PROBLEM DESCRIPTION:
Only the records, repeated exactly, should make up the response.

----- SUPPLIED MATERIAL

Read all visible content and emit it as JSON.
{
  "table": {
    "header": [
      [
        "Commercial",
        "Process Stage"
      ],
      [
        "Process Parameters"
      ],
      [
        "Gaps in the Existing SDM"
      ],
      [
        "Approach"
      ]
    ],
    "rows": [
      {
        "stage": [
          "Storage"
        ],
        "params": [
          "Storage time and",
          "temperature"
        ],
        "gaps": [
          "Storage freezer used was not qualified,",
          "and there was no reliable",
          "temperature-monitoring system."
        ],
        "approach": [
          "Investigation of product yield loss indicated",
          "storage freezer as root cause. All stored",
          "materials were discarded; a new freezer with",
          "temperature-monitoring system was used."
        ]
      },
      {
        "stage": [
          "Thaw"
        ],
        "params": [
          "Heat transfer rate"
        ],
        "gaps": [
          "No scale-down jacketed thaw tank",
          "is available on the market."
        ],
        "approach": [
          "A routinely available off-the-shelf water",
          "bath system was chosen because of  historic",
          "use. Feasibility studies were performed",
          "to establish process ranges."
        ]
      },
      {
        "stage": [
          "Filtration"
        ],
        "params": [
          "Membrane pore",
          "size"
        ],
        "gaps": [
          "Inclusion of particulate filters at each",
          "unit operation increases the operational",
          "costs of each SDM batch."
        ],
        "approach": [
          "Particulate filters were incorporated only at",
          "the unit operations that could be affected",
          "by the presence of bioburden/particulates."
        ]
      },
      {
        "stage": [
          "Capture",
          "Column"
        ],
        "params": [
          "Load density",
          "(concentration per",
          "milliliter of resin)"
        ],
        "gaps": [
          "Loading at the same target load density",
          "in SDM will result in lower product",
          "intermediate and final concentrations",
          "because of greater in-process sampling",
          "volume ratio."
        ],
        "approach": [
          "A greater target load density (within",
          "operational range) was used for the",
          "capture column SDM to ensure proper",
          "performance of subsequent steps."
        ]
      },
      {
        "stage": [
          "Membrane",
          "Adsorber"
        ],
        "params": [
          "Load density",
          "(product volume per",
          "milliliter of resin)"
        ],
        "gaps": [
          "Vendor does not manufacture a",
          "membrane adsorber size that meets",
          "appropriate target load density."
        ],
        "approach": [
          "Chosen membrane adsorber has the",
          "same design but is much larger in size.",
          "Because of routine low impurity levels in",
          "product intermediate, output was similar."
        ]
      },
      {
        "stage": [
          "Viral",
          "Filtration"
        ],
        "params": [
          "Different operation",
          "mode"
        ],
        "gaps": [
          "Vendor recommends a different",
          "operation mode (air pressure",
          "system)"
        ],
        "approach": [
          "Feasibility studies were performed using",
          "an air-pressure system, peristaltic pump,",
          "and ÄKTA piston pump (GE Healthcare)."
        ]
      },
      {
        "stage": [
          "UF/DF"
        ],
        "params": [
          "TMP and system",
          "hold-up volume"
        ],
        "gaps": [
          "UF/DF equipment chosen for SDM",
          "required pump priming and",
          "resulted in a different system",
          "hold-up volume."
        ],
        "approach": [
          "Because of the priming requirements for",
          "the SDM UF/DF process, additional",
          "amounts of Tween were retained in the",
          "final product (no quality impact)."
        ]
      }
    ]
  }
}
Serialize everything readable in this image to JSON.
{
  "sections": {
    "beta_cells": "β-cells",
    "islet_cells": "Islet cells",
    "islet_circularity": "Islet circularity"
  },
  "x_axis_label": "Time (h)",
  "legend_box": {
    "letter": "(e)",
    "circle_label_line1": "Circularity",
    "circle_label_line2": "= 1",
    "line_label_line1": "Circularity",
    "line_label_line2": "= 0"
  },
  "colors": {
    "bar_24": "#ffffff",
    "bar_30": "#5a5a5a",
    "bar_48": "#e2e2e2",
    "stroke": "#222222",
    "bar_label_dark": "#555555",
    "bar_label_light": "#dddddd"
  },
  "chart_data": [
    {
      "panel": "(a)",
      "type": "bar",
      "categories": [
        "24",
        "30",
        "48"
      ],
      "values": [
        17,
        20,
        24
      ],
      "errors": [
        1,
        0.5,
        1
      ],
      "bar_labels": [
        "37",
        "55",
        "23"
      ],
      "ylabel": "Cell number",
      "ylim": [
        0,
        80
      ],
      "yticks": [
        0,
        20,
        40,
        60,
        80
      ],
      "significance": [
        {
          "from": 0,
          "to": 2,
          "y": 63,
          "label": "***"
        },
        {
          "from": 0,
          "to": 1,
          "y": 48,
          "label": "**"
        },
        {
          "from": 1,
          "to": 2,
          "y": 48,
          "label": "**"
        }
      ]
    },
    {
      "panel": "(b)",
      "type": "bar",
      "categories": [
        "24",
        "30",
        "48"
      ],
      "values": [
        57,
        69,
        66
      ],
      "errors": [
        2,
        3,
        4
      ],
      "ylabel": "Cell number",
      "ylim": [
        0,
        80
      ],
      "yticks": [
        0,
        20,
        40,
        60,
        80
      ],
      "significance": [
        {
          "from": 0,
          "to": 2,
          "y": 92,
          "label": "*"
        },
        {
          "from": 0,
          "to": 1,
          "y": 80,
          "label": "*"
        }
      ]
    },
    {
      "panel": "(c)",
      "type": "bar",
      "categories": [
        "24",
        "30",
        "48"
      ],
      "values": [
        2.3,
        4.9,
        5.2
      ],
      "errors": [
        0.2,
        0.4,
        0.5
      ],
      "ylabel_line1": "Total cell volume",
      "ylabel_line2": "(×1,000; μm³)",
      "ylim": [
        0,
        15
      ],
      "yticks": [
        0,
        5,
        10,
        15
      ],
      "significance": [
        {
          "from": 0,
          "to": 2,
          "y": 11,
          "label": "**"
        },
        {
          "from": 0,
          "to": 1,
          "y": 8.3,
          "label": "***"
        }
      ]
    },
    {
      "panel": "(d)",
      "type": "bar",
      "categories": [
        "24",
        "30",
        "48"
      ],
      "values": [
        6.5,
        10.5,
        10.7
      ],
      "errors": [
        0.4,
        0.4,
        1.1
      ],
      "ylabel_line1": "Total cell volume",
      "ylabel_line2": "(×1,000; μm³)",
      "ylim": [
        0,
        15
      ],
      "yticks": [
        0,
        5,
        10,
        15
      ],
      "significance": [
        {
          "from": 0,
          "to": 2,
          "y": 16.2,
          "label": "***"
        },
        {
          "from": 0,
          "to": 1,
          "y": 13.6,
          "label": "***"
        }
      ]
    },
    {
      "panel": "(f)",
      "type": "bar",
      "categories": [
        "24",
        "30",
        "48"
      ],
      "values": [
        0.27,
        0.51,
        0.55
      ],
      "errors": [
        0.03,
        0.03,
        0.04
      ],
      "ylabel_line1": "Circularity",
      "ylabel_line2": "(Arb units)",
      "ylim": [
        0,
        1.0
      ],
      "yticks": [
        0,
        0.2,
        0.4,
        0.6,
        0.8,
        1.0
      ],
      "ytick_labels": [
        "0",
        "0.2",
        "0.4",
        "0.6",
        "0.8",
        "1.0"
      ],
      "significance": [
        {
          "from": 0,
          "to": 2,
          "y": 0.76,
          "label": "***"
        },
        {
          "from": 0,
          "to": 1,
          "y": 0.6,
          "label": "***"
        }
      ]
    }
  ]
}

----------

FINISHED EXERCISE:
Read all visible content and emit it as JSON.
{
  "table": {
    "header": [
      [
        "Commercial",
        "Process Stage"
      ],
      [
        "Process Parameters"
      ],
      [
        "Gaps in the Existing SDM"
      ],
      [
        "Approach"
      ]
    ],
    "rows": [
      {
        "stage": [
          "Storage"
        ],
        "params": [
          "Storage time and",
          "temperature"
        ],
        "gaps": [
          "Storage freezer used was not qualified,",
          "and there was no reliable",
          "temperature-monitoring system."
        ],
        "approach": [
          "Investigation of product yield loss indicated",
          "storage freezer as root cause. All stored",
          "materials were discarded; a new freezer with",
          "temperature-monitoring system was used."
        ]
      },
      {
        "stage": [
          "Thaw"
        ],
        "params": [
          "Heat transfer rate"
        ],
        "gaps": [
          "No scale-down jacketed thaw tank",
          "is available on the market."
        ],
        "approach": [
          "A routinely available off-the-shelf water",
          "bath system was chosen because of  historic",
          "use. Feasibility studies were performed",
          "to establish process ranges."
        ]
      },
      {
        "stage": [
          "Filtration"
        ],
        "params": [
          "Membrane pore",
          "size"
        ],
        "gaps": [
          "Inclusion of particulate filters at each",
          "unit operation increases the operational",
          "costs of each SDM batch."
        ],
        "approach": [
          "Particulate filters were incorporated only at",
          "the unit operations that could be affected",
          "by the presence of bioburden/particulates."
        ]
      },
      {
        "stage": [
          "Capture",
          "Column"
        ],
        "params": [
          "Load density",
          "(concentration per",
          "milliliter of resin)"
        ],
        "gaps": [
          "Loading at the same target load density",
          "in SDM will result in lower product",
          "intermediate and final concentrations",
          "because of greater in-process sampling",
          "volume ratio."
        ],
        "approach": [
          "A greater target load density (within",
          "operational range) was used for the",
          "capture column SDM to ensure proper",
          "performance of subsequent steps."
        ]
      },
      {
        "stage": [
          "Membrane",
          "Adsorber"
        ],
        "params": [
          "Load density",
          "(product volume per",
          "milliliter of resin)"
        ],
        "gaps": [
          "Vendor does not manufacture a",
          "membrane adsorber size that meets",
          "appropriate target load density."
        ],
        "approach": [
          "Chosen membrane adsorber has the",
          "same design but is much larger in size.",
          "Because of routine low impurity levels in",
          "product intermediate, output was similar."
        ]
      },
      {
        "stage": [
          "Viral",
          "Filtration"
        ],
        "params": [
          "Different operation",
          "mode"
        ],
        "gaps": [
          "Vendor recommends a different",
          "operation mode (air pressure",
          "system)"
        ],
        "approach": [
          "Feasibility studies were performed using",
          "an air-pressure system, peristaltic pump,",
          "and ÄKTA piston pump (GE Healthcare)."
        ]
      },
      {
        "stage": [
          "UF/DF"
        ],
        "params": [
          "TMP and system",
          "hold-up volume"
        ],
        "gaps": [
          "UF/DF equipment chosen for SDM",
          "required pump priming and",
          "resulted in a different system",
          "hold-up volume."
        ],
        "approach": [
          "Because of the priming requirements for",
          "the SDM UF/DF process, additional",
          "amounts of Tween were retained in the",
          "final product (no quality impact)."
        ]
      }
    ]
  }
}
Serialize everything readable in this image to JSON.
{
  "sections": {
    "beta_cells": "β-cells",
    "islet_cells": "Islet cells",
    "islet_circularity": "Islet circularity"
  },
  "x_axis_label": "Time (h)",
  "legend_box": {
    "letter": "(e)",
    "circle_label_line1": "Circularity",
    "circle_label_line2": "= 1",
    "line_label_line1": "Circularity",
    "line_label_line2": "= 0"
  },
  "colors": {
    "bar_24": "#ffffff",
    "bar_30": "#5a5a5a",
    "bar_48": "#e2e2e2",
    "stroke": "#222222",
    "bar_label_dark": "#555555",
    "bar_label_light": "#dddddd"
  },
  "chart_data": [
    {
      "panel": "(a)",
      "type": "bar",
      "categories": [
        "24",
        "30",
        "48"
      ],
      "values": [
        17,
        20,
        24
      ],
      "errors": [
        1,
        0.5,
        1
      ],
      "bar_labels": [
        "37",
        "55",
        "23"
      ],
      "ylabel": "Cell number",
      "ylim": [
        0,
        80
      ],
      "yticks": [
        0,
        20,
        40,
        60,
        80
      ],
      "significance": [
        {
          "from": 0,
          "to": 2,
          "y": 63,
          "label": "***"
        },
        {
          "from": 0,
          "to": 1,
          "y": 48,
          "label": "**"
        },
        {
          "from": 1,
          "to": 2,
          "y": 48,
          "label": "**"
        }
      ]
    },
    {
      "panel": "(b)",
      "type": "bar",
      "categories": [
        "24",
        "30",
        "48"
      ],
      "values": [
        57,
        69,
        66
      ],
      "errors": [
        2,
        3,
        4
      ],
      "ylabel": "Cell number",
      "ylim": [
        0,
        80
      ],
      "yticks": [
        0,
        20,
        40,
        60,
        80
      ],
      "significance": [
        {
          "from": 0,
          "to": 2,
          "y": 92,
          "label": "*"
        },
        {
          "from": 0,
          "to": 1,
          "y": 80,
          "label": "*"
        }
      ]
    },
    {
      "panel": "(c)",
      "type": "bar",
      "categories": [
        "24",
        "30",
        "48"
      ],
      "values": [
        2.3,
        4.9,
        5.2
      ],
      "errors": [
        0.2,
        0.4,
        0.5
      ],
      "ylabel_line1": "Total cell volume",
      "ylabel_line2": "(×1,000; μm³)",
      "ylim": [
        0,
        15
      ],
      "yticks": [
        0,
        5,
        10,
        15
      ],
      "significance": [
        {
          "from": 0,
          "to": 2,
          "y": 11,
          "label": "**"
        },
        {
          "from": 0,
          "to": 1,
          "y": 8.3,
          "label": "***"
        }
      ]
    },
    {
      "panel": "(d)",
      "type": "bar",
      "categories": [
        "24",
        "30",
        "48"
      ],
      "values": [
        6.5,
        10.5,
        10.7
      ],
      "errors": [
        0.4,
        0.4,
        1.1
      ],
      "ylabel_line1": "Total cell volume",
      "ylabel_line2": "(×1,000; μm³)",
      "ylim": [
        0,
        15
      ],
      "yticks": [
        0,
        5,
        10,
        15
      ],
      "significance": [
        {
          "from": 0,
          "to": 2,
          "y": 16.2,
          "label": "***"
        },
        {
          "from": 0,
          "to": 1,
          "y": 13.6,
          "label": "***"
        }
      ]
    },
    {
      "panel": "(f)",
      "type": "bar",
      "categories": [
        "24",
        "30",
        "48"
      ],
      "values": [
        0.27,
        0.51,
        0.55
      ],
      "errors": [
        0.03,
        0.03,
        0.04
      ],
      "ylabel_line1": "Circularity",
      "ylabel_line2": "(Arb units)",
      "ylim": [
        0,
        1.0
      ],
      "yticks": [
        0,
        0.2,
        0.4,
        0.6,
        0.8,
        1.0
      ],
      "ytick_labels": [
        "0",
        "0.2",
        "0.4",
        "0.6",
        "0.8",
        "1.0"
      ],
      "significance": [
        {
          "from": 0,
          "to": 2,
          "y": 0.76,
          "label": "***"
        },
        {
          "from": 0,
          "to": 1,
          "y": 0.6,
          "label": "***"
        }
      ]
    }
  ]
}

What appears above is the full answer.